Problem requirements >>
Repeat the material exactly, every line of it.

Items >>
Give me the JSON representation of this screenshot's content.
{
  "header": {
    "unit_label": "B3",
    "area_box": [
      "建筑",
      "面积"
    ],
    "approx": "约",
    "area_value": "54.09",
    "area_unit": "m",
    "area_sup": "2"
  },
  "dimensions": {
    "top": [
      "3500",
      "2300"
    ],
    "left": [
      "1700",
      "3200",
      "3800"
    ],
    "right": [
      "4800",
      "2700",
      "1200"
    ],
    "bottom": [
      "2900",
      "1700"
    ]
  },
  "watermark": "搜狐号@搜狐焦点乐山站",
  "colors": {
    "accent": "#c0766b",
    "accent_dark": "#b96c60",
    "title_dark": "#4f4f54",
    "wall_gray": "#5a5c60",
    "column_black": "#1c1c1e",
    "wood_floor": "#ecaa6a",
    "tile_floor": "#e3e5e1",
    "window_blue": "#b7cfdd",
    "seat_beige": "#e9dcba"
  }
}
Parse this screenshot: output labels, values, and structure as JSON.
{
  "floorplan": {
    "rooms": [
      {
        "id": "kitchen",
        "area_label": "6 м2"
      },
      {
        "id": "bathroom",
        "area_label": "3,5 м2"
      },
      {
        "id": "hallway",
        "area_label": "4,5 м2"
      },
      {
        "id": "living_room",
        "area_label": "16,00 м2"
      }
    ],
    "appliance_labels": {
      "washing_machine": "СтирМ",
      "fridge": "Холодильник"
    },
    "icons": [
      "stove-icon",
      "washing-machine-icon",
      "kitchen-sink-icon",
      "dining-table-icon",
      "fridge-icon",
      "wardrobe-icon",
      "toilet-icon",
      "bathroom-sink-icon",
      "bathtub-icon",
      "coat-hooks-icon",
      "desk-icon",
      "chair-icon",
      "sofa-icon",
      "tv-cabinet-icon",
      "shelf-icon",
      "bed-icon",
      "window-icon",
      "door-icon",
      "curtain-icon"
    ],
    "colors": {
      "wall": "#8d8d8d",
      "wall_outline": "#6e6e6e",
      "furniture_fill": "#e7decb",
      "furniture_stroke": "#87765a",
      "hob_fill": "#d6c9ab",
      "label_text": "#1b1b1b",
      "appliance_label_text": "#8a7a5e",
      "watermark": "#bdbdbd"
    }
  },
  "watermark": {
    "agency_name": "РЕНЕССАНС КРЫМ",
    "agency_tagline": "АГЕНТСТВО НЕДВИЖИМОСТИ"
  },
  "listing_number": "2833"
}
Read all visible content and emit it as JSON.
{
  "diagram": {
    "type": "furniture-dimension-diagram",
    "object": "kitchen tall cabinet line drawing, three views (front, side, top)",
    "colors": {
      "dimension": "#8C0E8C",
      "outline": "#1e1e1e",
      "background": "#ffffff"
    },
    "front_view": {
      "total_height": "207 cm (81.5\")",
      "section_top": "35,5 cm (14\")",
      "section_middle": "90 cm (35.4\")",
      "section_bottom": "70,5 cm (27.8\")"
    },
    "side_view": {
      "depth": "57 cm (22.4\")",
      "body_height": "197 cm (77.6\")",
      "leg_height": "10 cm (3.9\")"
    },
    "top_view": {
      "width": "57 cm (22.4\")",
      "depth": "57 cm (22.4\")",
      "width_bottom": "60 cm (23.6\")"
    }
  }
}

Written solution >>
Give me the JSON representation of this screenshot's content.
{
  "header": {
    "unit_label": "B3",
    "area_box": [
      "建筑",
      "面积"
    ],
    "approx": "约",
    "area_value": "54.09",
    "area_unit": "m",
    "area_sup": "2"
  },
  "dimensions": {
    "top": [
      "3500",
      "2300"
    ],
    "left": [
      "1700",
      "3200",
      "3800"
    ],
    "right": [
      "4800",
      "2700",
      "1200"
    ],
    "bottom": [
      "2900",
      "1700"
    ]
  },
  "watermark": "搜狐号@搜狐焦点乐山站",
  "colors": {
    "accent": "#c0766b",
    "accent_dark": "#b96c60",
    "title_dark": "#4f4f54",
    "wall_gray": "#5a5c60",
    "column_black": "#1c1c1e",
    "wood_floor": "#ecaa6a",
    "tile_floor": "#e3e5e1",
    "window_blue": "#b7cfdd",
    "seat_beige": "#e9dcba"
  }
}
Parse this screenshot: output labels, values, and structure as JSON.
{
  "floorplan": {
    "rooms": [
      {
        "id": "kitchen",
        "area_label": "6 м2"
      },
      {
        "id": "bathroom",
        "area_label": "3,5 м2"
      },
      {
        "id": "hallway",
        "area_label": "4,5 м2"
      },
      {
        "id": "living_room",
        "area_label": "16,00 м2"
      }
    ],
    "appliance_labels": {
      "washing_machine": "СтирМ",
      "fridge": "Холодильник"
    },
    "icons": [
      "stove-icon",
      "washing-machine-icon",
      "kitchen-sink-icon",
      "dining-table-icon",
      "fridge-icon",
      "wardrobe-icon",
      "toilet-icon",
      "bathroom-sink-icon",
      "bathtub-icon",
      "coat-hooks-icon",
      "desk-icon",
      "chair-icon",
      "sofa-icon",
      "tv-cabinet-icon",
      "shelf-icon",
      "bed-icon",
      "window-icon",
      "door-icon",
      "curtain-icon"
    ],
    "colors": {
      "wall": "#8d8d8d",
      "wall_outline": "#6e6e6e",
      "furniture_fill": "#e7decb",
      "furniture_stroke": "#87765a",
      "hob_fill": "#d6c9ab",
      "label_text": "#1b1b1b",
      "appliance_label_text": "#8a7a5e",
      "watermark": "#bdbdbd"
    }
  },
  "watermark": {
    "agency_name": "РЕНЕССАНС КРЫМ",
    "agency_tagline": "АГЕНТСТВО НЕДВИЖИМОСТИ"
  },
  "listing_number": "2833"
}
Read all visible content and emit it as JSON.
{
  "diagram": {
    "type": "furniture-dimension-diagram",
    "object": "kitchen tall cabinet line drawing, three views (front, side, top)",
    "colors": {
      "dimension": "#8C0E8C",
      "outline": "#1e1e1e",
      "background": "#ffffff"
    },
    "front_view": {
      "total_height": "207 cm (81.5\")",
      "section_top": "35,5 cm (14\")",
      "section_middle": "90 cm (35.4\")",
      "section_bottom": "70,5 cm (27.8\")"
    },
    "side_view": {
      "depth": "57 cm (22.4\")",
      "body_height": "197 cm (77.6\")",
      "leg_height": "10 cm (3.9\")"
    },
    "top_view": {
      "width": "57 cm (22.4\")",
      "depth": "57 cm (22.4\")",
      "width_bottom": "60 cm (23.6\")"
    }
  }
}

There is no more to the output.